### WHAT YOU NEED TO DO:
Print every entry, word for word, and skip the images.

++++++

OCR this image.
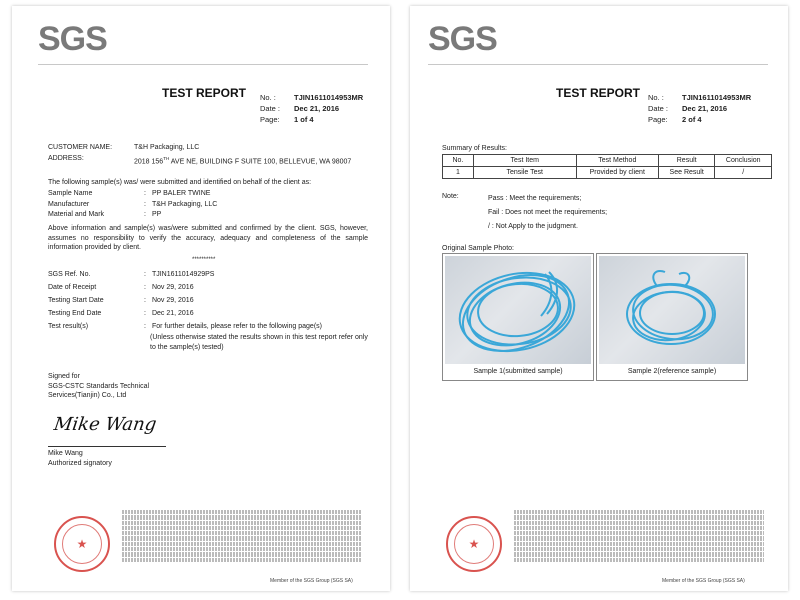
SGS
TEST REPORT No. :	TJIN1611014953MR
Date :	Dec 21, 2016
Page:	1 of 4
CUSTOMER NAME:	T&H Packaging, LLC
ADDRESS:	2018 156TH AVE NE, BUILDING F SUITE 100, BELLEVUE, WA 98007
The following sample(s) was/ were submitted and identified on behalf of the client as:
Sample Name	: PP BALER TWINE
Manufacturer	: T&H Packaging, LLC
Material and Mark	: PP
Above information and sample(s) was/were submitted and confirmed by the client. SGS, however, assumes no responsibility to verify the accuracy, adequacy and completeness of the sample information provided by client.
**********
SGS Ref. No.	: TJIN1611014929PS
Date of Receipt	: Nov 29, 2016
Testing Start Date	: Nov 29, 2016
Testing End Date	: Dec 21, 2016
Test result(s)	: For further details, please refer to the following page(s)
(Unless otherwise stated the results shown in this test report refer only to the sample(s) tested)
Signed for
SGS-CSTC Standards Technical
Services(Tianjin) Co., Ltd
Mike Wang
Mike Wang
Authorized signatory
★
Member of the SGS Group (SGS SA)
SGS
TEST REPORT No. :	TJIN1611014953MR
Date :	Dec 21, 2016
Page:	2 of 4
Summary of Results:
No.	Test Item	Test Method	Result	Conclusion
1	Tensile Test	Provided by client	See Result	/
Note:	Pass : Meet the requirements;
Fail : Does not meet the requirements;
/ : Not Apply to the judgment.
Original Sample Photo:
Sample 1(submitted sample)	Sample 2(reference sample)
★
Member of the SGS Group (SGS SA)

++++++

### OUTPUT FOR THIS TASK:
OCR this image.
SGS
TEST REPORT No. :	TJIN1611014953MR
Date :	Dec 21, 2016
Page:	1 of 4
CUSTOMER NAME:	T&H Packaging, LLC
ADDRESS:	2018 156TH AVE NE, BUILDING F SUITE 100, BELLEVUE, WA 98007
The following sample(s) was/ were submitted and identified on behalf of the client as:
Sample Name	: PP BALER TWINE
Manufacturer	: T&H Packaging, LLC
Material and Mark	: PP
Above information and sample(s) was/were submitted and confirmed by the client. SGS, however, assumes no responsibility to verify the accuracy, adequacy and completeness of the sample information provided by client.
**********
SGS Ref. No.	: TJIN1611014929PS
Date of Receipt	: Nov 29, 2016
Testing Start Date	: Nov 29, 2016
Testing End Date	: Dec 21, 2016
Test result(s)	: For further details, please refer to the following page(s)
(Unless otherwise stated the results shown in this test report refer only to the sample(s) tested)
Signed for
SGS-CSTC Standards Technical
Services(Tianjin) Co., Ltd
Mike Wang
Mike Wang
Authorized signatory
★
Member of the SGS Group (SGS SA)
SGS
TEST REPORT No. :	TJIN1611014953MR
Date :	Dec 21, 2016
Page:	2 of 4
Summary of Results:
No.	Test Item	Test Method	Result	Conclusion
1	Tensile Test	Provided by client	See Result	/
Note:	Pass : Meet the requirements;
Fail : Does not meet the requirements;
/ : Not Apply to the judgment.
Original Sample Photo:
Sample 1(submitted sample)	Sample 2(reference sample)
★
Member of the SGS Group (SGS SA)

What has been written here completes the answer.